Task directions: Search the material for "this" and show all lines that contain it.
━━━━━ Given records
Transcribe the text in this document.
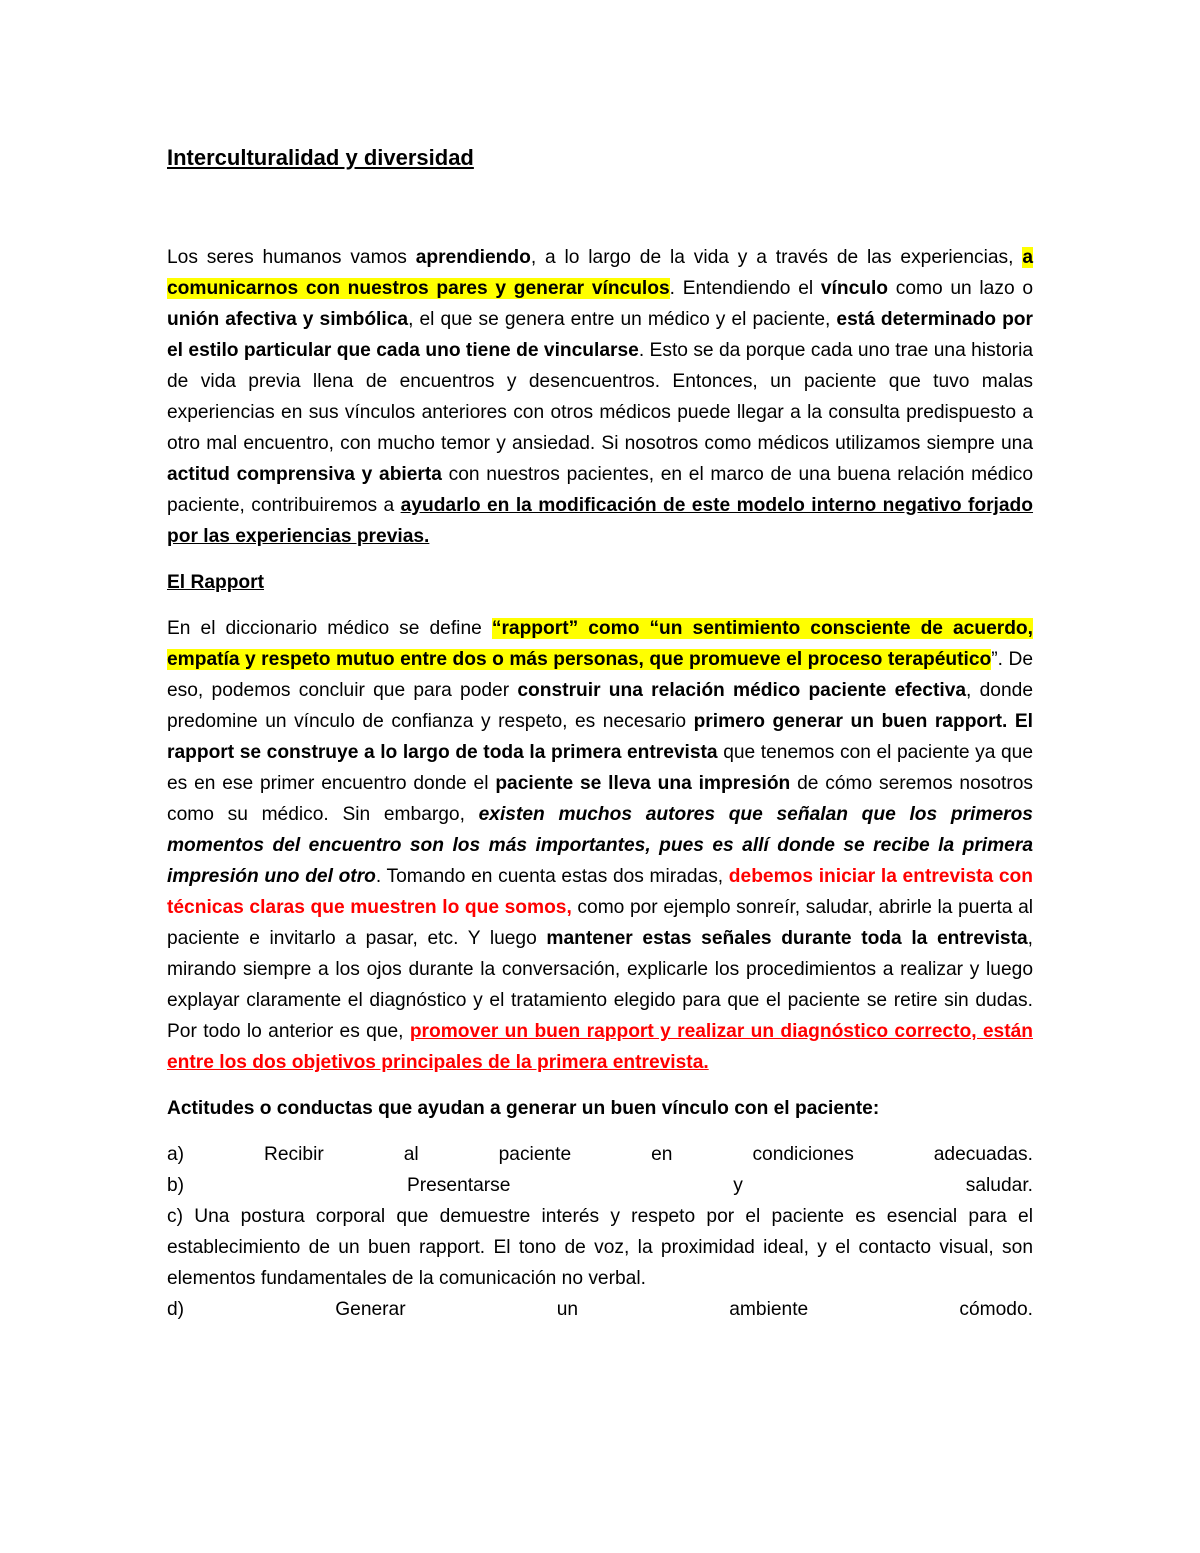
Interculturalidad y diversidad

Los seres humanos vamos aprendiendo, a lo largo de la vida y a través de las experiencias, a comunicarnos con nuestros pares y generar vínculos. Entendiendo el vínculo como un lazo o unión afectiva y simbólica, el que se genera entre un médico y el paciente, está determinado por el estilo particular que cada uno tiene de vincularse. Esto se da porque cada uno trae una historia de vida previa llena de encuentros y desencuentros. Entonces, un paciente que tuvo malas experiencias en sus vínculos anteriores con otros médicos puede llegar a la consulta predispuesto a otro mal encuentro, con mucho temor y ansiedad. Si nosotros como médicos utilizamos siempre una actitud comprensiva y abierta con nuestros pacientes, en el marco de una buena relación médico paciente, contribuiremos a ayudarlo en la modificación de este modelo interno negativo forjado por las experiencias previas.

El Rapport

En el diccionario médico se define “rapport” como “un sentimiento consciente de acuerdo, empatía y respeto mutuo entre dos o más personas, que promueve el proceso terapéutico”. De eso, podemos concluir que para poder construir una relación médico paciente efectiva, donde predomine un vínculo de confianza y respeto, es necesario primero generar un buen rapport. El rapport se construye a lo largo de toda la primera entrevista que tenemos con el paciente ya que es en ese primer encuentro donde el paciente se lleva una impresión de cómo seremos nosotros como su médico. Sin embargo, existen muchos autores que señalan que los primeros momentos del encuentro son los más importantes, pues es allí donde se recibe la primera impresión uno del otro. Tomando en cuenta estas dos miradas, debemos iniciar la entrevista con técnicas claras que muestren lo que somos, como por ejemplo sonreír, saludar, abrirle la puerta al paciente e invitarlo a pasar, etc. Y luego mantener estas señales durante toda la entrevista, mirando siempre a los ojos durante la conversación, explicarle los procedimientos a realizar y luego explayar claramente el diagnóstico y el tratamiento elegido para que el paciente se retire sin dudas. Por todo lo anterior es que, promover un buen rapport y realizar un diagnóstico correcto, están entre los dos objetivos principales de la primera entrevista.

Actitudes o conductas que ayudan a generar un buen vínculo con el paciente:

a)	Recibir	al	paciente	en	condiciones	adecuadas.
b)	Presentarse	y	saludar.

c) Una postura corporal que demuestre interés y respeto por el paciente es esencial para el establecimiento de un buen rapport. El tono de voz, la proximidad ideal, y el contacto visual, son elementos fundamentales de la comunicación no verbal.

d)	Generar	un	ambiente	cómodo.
━━━━━━━━━━
━━━━━ Given records
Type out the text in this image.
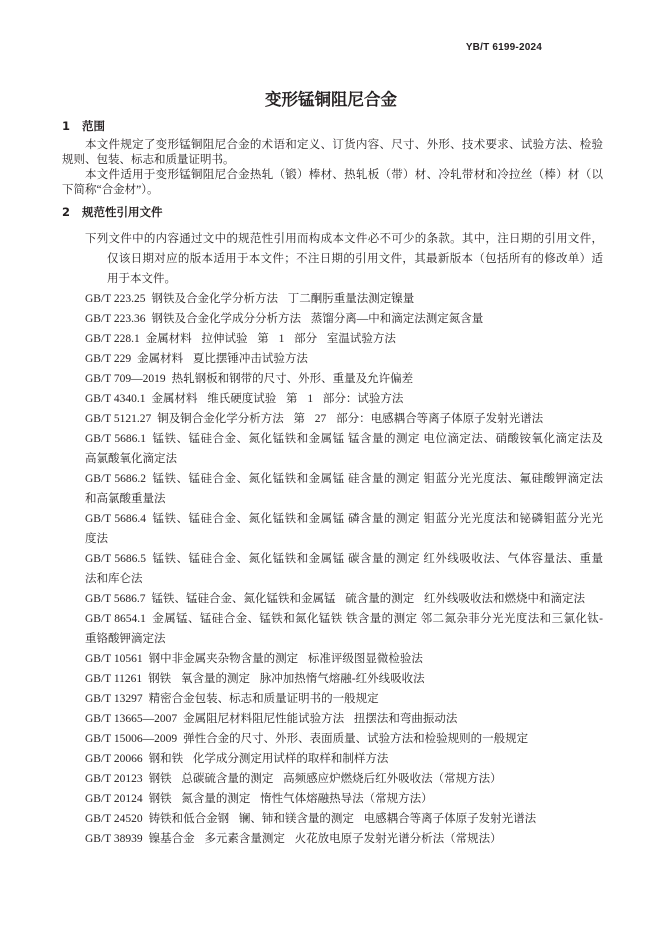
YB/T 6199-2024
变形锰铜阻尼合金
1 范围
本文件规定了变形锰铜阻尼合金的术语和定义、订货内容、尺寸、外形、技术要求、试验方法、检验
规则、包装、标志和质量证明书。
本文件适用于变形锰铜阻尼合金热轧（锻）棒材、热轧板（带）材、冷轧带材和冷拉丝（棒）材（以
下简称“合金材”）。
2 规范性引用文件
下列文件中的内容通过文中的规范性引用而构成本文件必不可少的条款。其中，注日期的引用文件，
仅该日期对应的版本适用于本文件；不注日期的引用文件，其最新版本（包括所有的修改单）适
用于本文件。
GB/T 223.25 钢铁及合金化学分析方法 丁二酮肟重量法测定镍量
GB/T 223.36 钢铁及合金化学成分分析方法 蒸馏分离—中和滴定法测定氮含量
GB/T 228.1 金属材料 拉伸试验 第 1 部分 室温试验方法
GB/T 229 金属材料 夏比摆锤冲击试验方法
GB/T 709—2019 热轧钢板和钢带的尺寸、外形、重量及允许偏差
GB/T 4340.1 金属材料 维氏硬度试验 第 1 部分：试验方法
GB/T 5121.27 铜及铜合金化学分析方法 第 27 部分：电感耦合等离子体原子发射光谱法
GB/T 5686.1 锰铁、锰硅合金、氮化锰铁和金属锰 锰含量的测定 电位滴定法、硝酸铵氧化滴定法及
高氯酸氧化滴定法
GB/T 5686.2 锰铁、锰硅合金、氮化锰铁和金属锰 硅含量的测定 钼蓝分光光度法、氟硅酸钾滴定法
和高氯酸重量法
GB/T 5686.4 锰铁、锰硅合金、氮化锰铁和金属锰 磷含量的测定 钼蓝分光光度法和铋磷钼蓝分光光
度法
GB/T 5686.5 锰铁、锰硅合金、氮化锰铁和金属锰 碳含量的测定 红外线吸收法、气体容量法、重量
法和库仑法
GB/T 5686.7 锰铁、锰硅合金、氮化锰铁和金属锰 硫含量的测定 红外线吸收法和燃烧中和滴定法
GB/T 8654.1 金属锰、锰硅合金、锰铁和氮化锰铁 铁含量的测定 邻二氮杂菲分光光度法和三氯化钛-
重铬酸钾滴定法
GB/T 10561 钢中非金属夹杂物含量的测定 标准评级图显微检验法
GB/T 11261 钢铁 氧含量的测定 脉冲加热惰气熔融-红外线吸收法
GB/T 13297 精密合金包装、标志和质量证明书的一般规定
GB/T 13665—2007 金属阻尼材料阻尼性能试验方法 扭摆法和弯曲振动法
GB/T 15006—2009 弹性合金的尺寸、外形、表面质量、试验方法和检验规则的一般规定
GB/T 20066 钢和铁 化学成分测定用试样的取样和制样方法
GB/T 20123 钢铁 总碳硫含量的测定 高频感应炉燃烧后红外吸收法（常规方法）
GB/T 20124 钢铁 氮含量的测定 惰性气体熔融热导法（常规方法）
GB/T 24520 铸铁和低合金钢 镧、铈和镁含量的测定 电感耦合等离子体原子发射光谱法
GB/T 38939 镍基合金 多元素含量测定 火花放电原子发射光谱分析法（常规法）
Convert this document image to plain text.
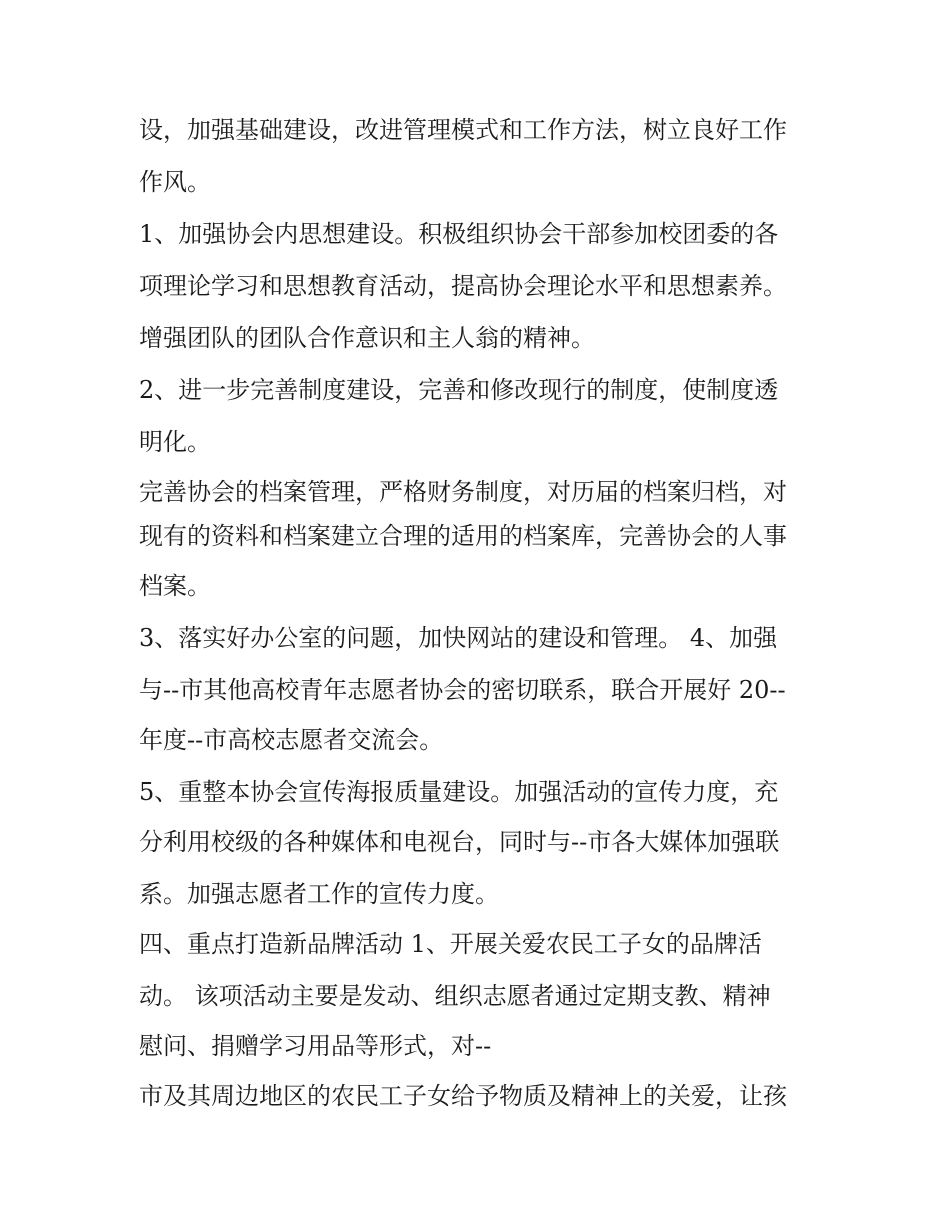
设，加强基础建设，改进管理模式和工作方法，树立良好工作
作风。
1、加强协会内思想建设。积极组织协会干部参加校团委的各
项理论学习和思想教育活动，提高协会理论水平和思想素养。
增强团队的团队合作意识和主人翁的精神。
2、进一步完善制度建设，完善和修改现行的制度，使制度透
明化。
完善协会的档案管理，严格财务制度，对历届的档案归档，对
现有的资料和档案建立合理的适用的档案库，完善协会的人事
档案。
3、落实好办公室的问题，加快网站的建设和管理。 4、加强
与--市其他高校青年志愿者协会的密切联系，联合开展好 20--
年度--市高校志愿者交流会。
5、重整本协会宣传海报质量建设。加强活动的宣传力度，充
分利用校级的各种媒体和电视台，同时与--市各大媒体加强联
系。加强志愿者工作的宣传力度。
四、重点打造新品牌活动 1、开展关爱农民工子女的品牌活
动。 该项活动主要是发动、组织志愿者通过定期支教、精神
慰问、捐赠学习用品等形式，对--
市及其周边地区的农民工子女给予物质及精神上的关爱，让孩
━━━━━━━━━━
━━━━━ Given records
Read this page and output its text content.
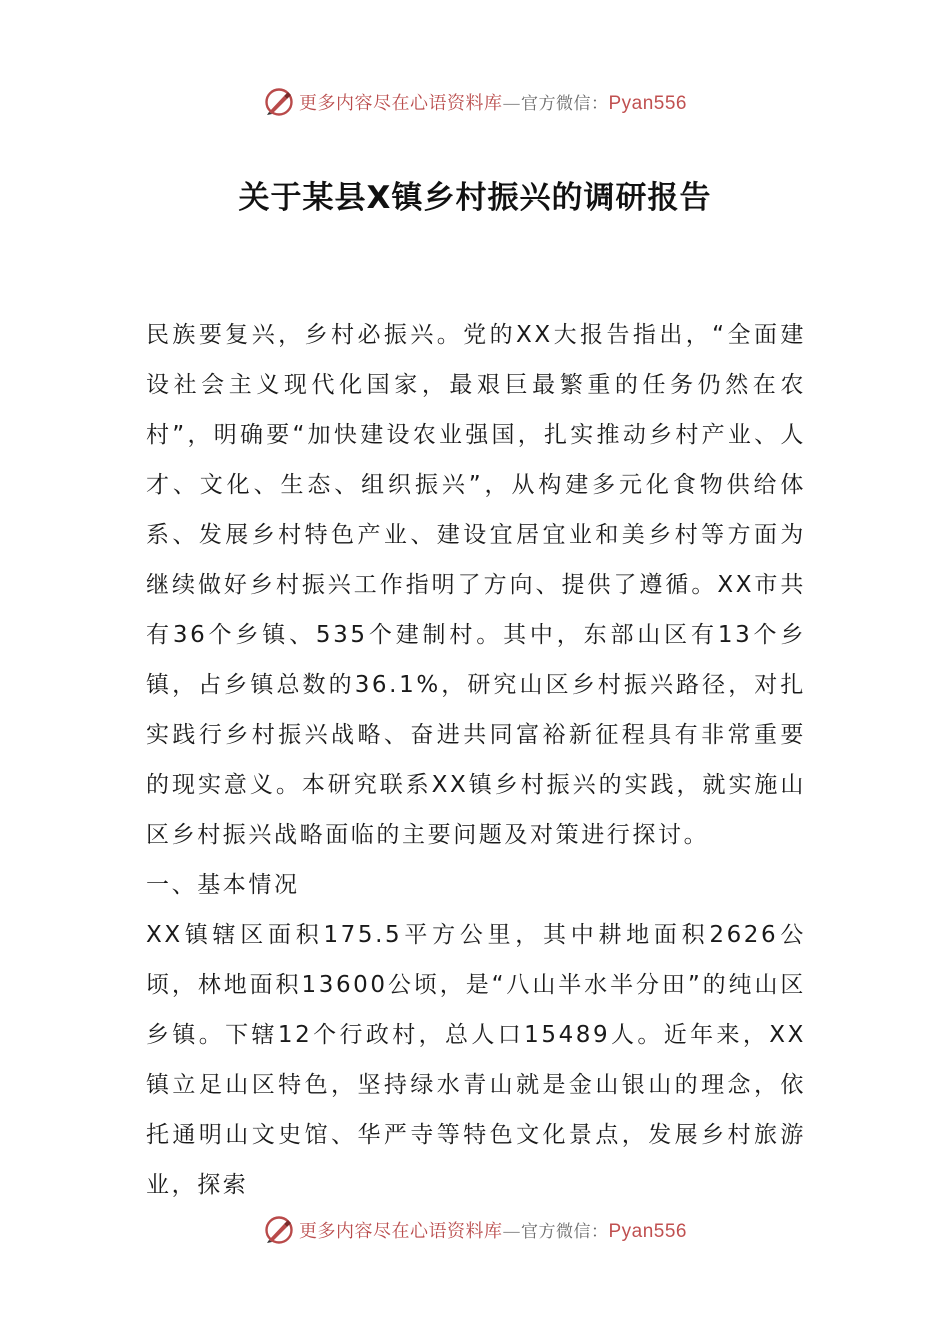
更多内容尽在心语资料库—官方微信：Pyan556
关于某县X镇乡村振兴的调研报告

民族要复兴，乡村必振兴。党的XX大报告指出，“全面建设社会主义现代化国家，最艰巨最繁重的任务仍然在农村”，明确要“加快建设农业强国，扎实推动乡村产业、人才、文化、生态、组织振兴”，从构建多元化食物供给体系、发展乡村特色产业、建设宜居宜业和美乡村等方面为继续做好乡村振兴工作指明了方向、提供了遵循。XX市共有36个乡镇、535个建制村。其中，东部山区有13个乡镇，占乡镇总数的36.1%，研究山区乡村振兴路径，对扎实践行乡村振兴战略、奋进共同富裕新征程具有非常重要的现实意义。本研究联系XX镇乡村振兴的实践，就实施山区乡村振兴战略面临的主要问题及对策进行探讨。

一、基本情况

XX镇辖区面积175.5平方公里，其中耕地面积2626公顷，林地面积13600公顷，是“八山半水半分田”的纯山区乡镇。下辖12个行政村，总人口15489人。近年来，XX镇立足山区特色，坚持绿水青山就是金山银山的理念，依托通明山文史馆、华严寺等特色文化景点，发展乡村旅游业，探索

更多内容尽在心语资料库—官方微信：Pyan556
━━━━━━━━━━
Finished answer:
Transcribe the text in this document.
Type out the text in this image.
Convert this document image to plain text.
Read this page and output its text content.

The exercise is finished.